Records from a data source
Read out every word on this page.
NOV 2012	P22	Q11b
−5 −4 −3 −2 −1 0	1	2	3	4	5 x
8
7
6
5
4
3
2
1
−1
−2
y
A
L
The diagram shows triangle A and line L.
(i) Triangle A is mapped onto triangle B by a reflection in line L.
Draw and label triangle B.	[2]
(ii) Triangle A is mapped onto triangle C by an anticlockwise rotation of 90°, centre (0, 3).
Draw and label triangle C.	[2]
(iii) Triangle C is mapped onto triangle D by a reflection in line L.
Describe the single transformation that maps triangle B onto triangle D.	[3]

==

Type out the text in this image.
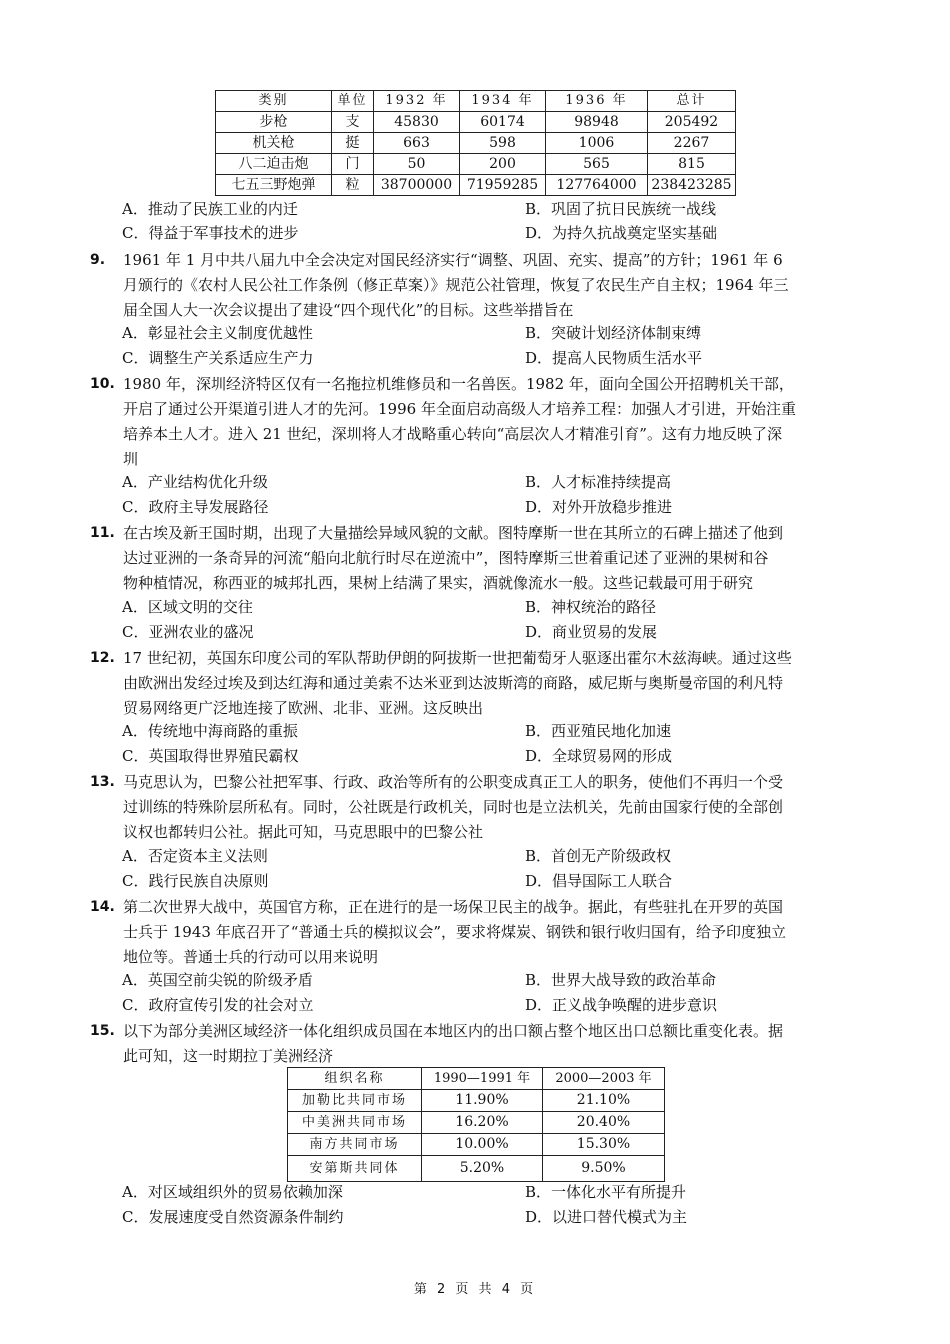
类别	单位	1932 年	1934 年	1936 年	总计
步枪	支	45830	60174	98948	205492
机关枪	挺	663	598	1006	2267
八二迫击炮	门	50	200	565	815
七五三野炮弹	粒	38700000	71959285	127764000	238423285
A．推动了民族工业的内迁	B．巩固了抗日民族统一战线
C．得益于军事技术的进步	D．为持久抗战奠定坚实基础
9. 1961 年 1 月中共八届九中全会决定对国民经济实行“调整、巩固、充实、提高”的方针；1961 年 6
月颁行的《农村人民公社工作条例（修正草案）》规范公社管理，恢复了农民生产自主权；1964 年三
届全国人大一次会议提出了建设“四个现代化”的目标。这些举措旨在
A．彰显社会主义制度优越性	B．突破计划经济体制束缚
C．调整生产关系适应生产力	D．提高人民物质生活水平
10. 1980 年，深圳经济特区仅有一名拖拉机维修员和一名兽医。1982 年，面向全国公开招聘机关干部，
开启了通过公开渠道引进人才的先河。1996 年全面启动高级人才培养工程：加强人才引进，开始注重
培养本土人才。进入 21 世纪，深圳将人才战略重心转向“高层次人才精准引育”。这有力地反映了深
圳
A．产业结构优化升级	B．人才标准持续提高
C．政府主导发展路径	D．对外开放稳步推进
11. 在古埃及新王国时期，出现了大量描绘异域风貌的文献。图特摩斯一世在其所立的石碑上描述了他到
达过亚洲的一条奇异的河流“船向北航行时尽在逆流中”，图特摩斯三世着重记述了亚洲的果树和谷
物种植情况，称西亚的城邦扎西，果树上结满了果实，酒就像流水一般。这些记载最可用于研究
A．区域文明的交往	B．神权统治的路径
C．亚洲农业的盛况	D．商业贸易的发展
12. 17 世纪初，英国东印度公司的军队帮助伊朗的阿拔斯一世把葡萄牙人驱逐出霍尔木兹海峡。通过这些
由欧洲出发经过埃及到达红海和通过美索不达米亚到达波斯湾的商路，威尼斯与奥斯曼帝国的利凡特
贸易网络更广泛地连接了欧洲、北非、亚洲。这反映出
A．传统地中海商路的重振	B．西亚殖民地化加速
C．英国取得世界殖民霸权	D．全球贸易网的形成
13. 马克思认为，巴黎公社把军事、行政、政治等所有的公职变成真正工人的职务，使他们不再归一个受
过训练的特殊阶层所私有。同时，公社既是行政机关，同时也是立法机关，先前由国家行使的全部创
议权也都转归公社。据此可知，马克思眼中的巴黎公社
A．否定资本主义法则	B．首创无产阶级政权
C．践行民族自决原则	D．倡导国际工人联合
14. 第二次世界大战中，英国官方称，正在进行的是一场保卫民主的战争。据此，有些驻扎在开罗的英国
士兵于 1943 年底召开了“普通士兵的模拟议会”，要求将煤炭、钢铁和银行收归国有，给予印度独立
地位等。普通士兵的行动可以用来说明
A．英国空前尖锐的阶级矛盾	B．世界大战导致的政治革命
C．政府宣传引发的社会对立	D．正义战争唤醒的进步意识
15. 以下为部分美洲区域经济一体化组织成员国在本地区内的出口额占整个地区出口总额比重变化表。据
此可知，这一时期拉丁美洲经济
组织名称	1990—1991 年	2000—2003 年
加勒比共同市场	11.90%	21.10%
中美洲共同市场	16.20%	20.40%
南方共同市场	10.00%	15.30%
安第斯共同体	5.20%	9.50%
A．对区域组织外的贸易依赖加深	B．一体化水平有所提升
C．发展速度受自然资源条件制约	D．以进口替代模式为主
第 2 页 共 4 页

◆ Work required:
Pick out the lines above that hold the string "Draw" and show them.

◆ Solution below:
Draw and label triangle B.	[2]
Draw and label triangle C.	[2]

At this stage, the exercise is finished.